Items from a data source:
● ● ● ●

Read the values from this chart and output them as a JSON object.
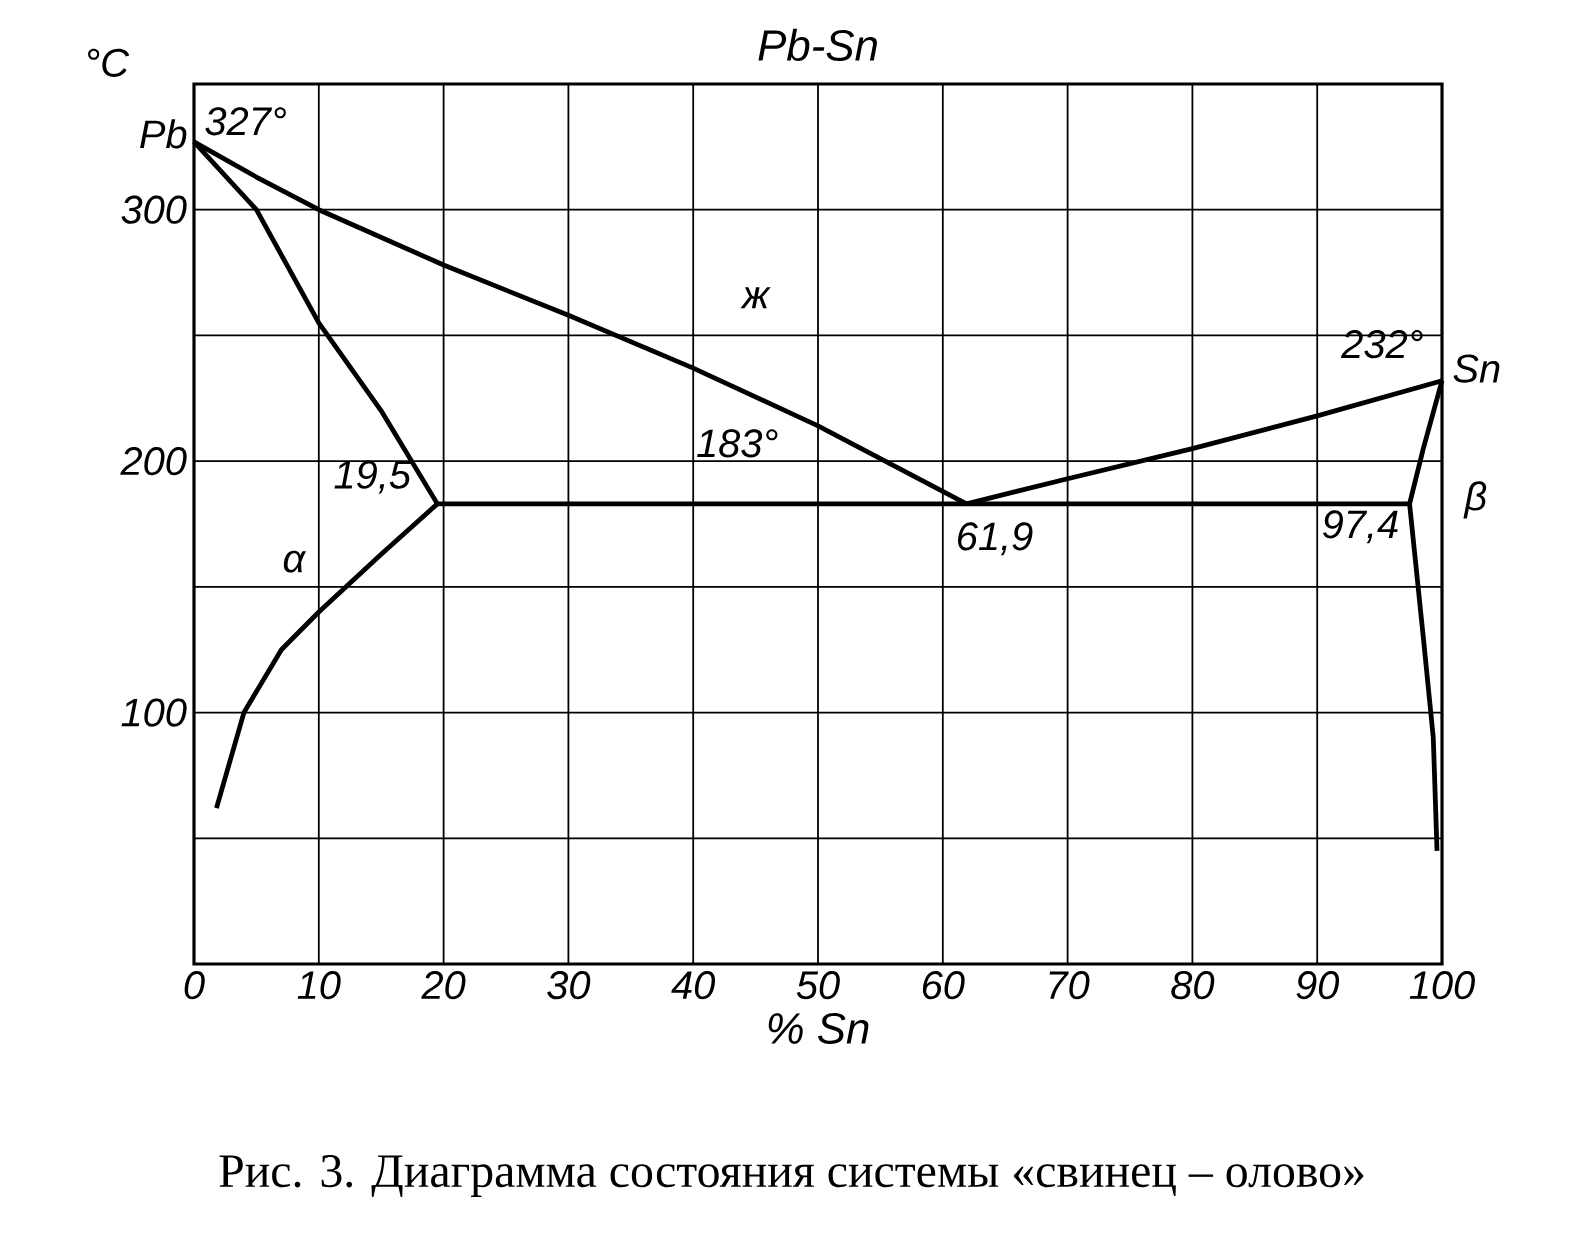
{
  "chart_data": {
    "type": "line",
    "title": "Pb-Sn",
    "xlabel": "% Sn",
    "ylabel": "°C",
    "xlim": [
      0,
      100
    ],
    "ylim": [
      0,
      350
    ],
    "xticks": [
      0,
      10,
      20,
      30,
      40,
      50,
      60,
      70,
      80,
      90,
      100
    ],
    "yticks": [
      {
        "value": 0,
        "label": null
      },
      {
        "value": 50,
        "label": null
      },
      100,
      {
        "value": 150,
        "label": null
      },
      200,
      {
        "value": 250,
        "label": null
      },
      300,
      {
        "value": 350,
        "label": null
      }
    ],
    "grid": true,
    "marker": "none",
    "line_style": "solid",
    "series": [
      {
        "color": "#000000",
        "x": [
          0,
          5,
          10,
          20,
          30,
          40,
          50,
          55,
          61.9
        ],
        "values": [
          327,
          313,
          300,
          278,
          258,
          237,
          214,
          201,
          183
        ]
      },
      {
        "color": "#000000",
        "x": [
          61.9,
          70,
          80,
          90,
          100
        ],
        "values": [
          183,
          193,
          205,
          218,
          232
        ]
      },
      {
        "color": "#000000",
        "x": [
          0,
          5,
          10,
          15,
          19.5
        ],
        "values": [
          327,
          300,
          255,
          220,
          183
        ]
      },
      {
        "color": "#000000",
        "x": [
          19.5,
          97.4
        ],
        "values": [
          183,
          183
        ]
      },
      {
        "color": "#000000",
        "x": [
          1.8,
          4,
          7,
          10,
          15,
          19.5
        ],
        "values": [
          62,
          100,
          125,
          140,
          163,
          183
        ]
      },
      {
        "color": "#000000",
        "x": [
          99.6,
          99.3,
          98.5,
          97.4,
          98.5,
          100
        ],
        "values": [
          45,
          90,
          130,
          183,
          205,
          232
        ]
      }
    ],
    "annotations": [
      {
        "text": "327°",
        "x": 0,
        "y": 327
      },
      {
        "text": "Pb",
        "x": 0,
        "y": 327
      },
      {
        "text": "232°",
        "x": 100,
        "y": 232
      },
      {
        "text": "Sn",
        "x": 100,
        "y": 232
      },
      {
        "text": "183°",
        "x": 40,
        "y": 183
      },
      {
        "text": "19,5",
        "x": 19.5,
        "y": 183
      },
      {
        "text": "61,9",
        "x": 61.9,
        "y": 183
      },
      {
        "text": "97,4",
        "x": 97.4,
        "y": 183
      },
      "ж",
      "α",
      "β",
      "Рис. 3. Диаграмма состояния системы «свинец – олово»"
    ]
  }
}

● ● ● ●

Work to complete:
Every line of text is to be repeated exactly; pictures are left out.

Solution for this exercise:
Read the values from this chart and output them as a JSON object.
{
  "chart_data": {
    "type": "line",
    "title": "Pb-Sn",
    "xlabel": "% Sn",
    "ylabel": "°C",
    "xlim": [
      0,
      100
    ],
    "ylim": [
      0,
      350
    ],
    "xticks": [
      0,
      10,
      20,
      30,
      40,
      50,
      60,
      70,
      80,
      90,
      100
    ],
    "yticks": [
      {
        "value": 0,
        "label": null
      },
      {
        "value": 50,
        "label": null
      },
      100,
      {
        "value": 150,
        "label": null
      },
      200,
      {
        "value": 250,
        "label": null
      },
      300,
      {
        "value": 350,
        "label": null
      }
    ],
    "grid": true,
    "marker": "none",
    "line_style": "solid",
    "series": [
      {
        "color": "#000000",
        "x": [
          0,
          5,
          10,
          20,
          30,
          40,
          50,
          55,
          61.9
        ],
        "values": [
          327,
          313,
          300,
          278,
          258,
          237,
          214,
          201,
          183
        ]
      },
      {
        "color": "#000000",
        "x": [
          61.9,
          70,
          80,
          90,
          100
        ],
        "values": [
          183,
          193,
          205,
          218,
          232
        ]
      },
      {
        "color": "#000000",
        "x": [
          0,
          5,
          10,
          15,
          19.5
        ],
        "values": [
          327,
          300,
          255,
          220,
          183
        ]
      },
      {
        "color": "#000000",
        "x": [
          19.5,
          97.4
        ],
        "values": [
          183,
          183
        ]
      },
      {
        "color": "#000000",
        "x": [
          1.8,
          4,
          7,
          10,
          15,
          19.5
        ],
        "values": [
          62,
          100,
          125,
          140,
          163,
          183
        ]
      },
      {
        "color": "#000000",
        "x": [
          99.6,
          99.3,
          98.5,
          97.4,
          98.5,
          100
        ],
        "values": [
          45,
          90,
          130,
          183,
          205,
          232
        ]
      }
    ],
    "annotations": [
      {
        "text": "327°",
        "x": 0,
        "y": 327
      },
      {
        "text": "Pb",
        "x": 0,
        "y": 327
      },
      {
        "text": "232°",
        "x": 100,
        "y": 232
      },
      {
        "text": "Sn",
        "x": 100,
        "y": 232
      },
      {
        "text": "183°",
        "x": 40,
        "y": 183
      },
      {
        "text": "19,5",
        "x": 19.5,
        "y": 183
      },
      {
        "text": "61,9",
        "x": 61.9,
        "y": 183
      },
      {
        "text": "97,4",
        "x": 97.4,
        "y": 183
      },
      "ж",
      "α",
      "β",
      "Рис. 3. Диаграмма состояния системы «свинец – олово»"
    ]
  }
}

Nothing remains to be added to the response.